## begin Stored records

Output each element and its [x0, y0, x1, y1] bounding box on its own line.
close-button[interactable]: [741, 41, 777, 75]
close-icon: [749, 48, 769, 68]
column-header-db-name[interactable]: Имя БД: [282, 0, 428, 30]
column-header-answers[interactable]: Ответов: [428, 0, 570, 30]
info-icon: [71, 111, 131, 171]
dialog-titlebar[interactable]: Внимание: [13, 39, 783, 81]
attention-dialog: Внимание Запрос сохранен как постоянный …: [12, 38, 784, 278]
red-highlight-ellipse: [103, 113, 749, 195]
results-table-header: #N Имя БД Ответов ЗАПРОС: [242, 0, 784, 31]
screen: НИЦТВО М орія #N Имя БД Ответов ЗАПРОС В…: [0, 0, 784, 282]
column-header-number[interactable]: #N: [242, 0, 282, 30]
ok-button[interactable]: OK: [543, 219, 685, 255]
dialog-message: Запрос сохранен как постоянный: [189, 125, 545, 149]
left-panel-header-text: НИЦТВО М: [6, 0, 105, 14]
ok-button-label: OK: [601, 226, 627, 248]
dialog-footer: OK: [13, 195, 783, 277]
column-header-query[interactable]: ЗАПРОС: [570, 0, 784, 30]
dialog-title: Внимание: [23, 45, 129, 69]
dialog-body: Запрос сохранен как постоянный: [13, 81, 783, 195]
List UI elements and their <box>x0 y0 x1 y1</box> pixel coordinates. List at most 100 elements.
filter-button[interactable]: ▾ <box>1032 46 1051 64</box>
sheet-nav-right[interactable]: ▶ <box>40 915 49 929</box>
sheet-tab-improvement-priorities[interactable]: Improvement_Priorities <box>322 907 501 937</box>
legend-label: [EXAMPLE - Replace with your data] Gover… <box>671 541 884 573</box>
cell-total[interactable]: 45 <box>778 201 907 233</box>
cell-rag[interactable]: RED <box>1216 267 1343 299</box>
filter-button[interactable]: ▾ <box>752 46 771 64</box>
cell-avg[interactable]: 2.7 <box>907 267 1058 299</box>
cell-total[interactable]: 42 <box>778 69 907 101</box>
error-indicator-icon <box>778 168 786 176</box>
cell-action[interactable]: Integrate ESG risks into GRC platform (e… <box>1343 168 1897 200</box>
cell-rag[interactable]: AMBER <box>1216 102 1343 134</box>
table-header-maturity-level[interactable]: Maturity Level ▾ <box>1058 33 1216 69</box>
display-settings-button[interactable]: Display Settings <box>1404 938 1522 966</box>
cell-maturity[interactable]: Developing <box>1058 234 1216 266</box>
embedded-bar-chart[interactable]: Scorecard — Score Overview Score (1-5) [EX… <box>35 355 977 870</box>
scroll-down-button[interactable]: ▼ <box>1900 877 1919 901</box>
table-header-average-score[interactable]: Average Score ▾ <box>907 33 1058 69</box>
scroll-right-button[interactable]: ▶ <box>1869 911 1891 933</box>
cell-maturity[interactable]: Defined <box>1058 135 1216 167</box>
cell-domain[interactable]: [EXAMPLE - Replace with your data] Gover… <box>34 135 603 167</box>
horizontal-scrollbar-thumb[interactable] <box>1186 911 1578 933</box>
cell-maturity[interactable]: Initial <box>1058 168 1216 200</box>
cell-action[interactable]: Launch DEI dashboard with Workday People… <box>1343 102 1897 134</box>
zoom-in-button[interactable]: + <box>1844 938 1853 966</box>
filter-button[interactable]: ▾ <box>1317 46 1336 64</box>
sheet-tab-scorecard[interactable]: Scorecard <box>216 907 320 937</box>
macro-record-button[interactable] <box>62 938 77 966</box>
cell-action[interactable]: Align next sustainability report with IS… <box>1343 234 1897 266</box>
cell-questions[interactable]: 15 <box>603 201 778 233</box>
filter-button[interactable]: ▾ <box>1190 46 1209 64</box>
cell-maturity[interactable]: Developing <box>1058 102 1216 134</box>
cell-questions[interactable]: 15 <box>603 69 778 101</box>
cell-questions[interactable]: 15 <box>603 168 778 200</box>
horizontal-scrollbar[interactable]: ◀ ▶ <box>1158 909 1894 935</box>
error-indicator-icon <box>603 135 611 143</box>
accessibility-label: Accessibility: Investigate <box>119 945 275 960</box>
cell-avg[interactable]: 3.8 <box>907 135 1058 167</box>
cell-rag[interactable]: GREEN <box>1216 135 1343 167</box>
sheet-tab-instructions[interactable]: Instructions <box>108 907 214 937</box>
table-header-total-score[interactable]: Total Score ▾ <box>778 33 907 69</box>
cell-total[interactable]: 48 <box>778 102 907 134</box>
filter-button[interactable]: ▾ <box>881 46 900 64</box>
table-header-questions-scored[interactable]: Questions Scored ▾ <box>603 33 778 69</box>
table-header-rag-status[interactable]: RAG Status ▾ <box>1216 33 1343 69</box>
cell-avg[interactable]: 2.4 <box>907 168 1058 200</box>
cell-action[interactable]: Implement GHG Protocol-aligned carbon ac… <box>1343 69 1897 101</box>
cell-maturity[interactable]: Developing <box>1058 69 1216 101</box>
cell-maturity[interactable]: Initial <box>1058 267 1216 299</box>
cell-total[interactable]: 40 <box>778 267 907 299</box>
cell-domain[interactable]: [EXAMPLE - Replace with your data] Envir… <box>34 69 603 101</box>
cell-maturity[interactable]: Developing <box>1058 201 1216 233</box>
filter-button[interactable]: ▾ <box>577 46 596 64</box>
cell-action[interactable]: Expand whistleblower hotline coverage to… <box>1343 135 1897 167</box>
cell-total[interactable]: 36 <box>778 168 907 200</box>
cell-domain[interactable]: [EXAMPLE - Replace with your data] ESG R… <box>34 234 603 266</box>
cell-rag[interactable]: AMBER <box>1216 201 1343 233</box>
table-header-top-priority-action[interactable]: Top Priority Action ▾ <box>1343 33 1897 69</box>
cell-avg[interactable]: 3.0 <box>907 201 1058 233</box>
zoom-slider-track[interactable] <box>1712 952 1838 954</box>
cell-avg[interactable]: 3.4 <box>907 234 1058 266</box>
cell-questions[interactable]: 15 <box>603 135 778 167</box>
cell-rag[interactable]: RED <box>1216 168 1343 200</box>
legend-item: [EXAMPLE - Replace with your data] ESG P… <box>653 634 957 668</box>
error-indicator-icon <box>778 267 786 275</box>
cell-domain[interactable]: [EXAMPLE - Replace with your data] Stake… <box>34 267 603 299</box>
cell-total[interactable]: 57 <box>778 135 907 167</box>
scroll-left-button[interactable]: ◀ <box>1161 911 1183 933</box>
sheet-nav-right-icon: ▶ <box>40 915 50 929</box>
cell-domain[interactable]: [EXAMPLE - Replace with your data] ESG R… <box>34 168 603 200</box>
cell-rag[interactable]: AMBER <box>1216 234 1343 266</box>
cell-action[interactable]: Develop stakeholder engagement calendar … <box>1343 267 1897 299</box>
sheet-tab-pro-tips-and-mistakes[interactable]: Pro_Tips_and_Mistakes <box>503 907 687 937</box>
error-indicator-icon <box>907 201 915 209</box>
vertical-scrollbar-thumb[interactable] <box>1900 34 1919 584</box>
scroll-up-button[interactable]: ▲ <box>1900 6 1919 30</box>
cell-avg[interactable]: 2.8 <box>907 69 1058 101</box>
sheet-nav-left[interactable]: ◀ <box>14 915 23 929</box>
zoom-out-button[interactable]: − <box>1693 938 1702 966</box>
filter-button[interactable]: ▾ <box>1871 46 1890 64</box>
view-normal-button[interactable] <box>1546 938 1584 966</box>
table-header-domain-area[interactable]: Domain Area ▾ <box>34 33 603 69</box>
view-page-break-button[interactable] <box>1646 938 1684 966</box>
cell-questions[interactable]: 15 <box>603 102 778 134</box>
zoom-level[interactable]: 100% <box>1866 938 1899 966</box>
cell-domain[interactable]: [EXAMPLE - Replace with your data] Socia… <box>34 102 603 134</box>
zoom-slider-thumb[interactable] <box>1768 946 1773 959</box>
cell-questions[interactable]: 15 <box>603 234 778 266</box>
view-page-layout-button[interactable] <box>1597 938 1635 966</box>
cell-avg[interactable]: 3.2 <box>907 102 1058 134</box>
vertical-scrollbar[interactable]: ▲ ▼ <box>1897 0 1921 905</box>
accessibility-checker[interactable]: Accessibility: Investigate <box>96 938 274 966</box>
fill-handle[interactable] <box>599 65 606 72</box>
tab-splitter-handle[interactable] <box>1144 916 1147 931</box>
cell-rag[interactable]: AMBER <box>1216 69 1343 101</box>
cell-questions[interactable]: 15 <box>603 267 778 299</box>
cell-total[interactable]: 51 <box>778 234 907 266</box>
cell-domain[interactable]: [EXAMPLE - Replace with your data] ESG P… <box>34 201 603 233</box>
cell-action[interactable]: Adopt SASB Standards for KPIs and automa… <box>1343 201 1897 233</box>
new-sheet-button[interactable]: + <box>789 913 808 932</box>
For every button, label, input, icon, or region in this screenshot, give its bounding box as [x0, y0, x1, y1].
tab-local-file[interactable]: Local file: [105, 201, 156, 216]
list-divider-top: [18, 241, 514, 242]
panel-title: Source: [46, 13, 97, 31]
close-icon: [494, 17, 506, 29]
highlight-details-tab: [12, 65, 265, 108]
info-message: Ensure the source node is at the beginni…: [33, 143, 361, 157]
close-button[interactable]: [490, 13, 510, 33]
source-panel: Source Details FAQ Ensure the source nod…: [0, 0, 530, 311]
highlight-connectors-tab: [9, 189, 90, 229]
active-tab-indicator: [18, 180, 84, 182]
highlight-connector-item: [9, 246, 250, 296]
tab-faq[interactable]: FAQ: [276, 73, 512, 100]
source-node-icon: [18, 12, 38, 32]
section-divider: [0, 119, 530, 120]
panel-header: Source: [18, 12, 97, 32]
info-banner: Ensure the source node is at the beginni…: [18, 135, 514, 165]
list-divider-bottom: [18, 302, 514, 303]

## end Stored records

Short exercise — Rewrite the entries from the start through the line containing "info-icon: [71, 111, 131, 171]", changing "close-icon" to "dismiss-icon" and keeping everything else the same.

Solution to this problem —
Output each element and its [x0, y0, x1, y1] bounding box on its own line.
close-button[interactable]: [741, 41, 777, 75]
dismiss-icon: [749, 48, 769, 68]
column-header-db-name[interactable]: Имя БД: [282, 0, 428, 30]
column-header-answers[interactable]: Ответов: [428, 0, 570, 30]
info-icon: [71, 111, 131, 171]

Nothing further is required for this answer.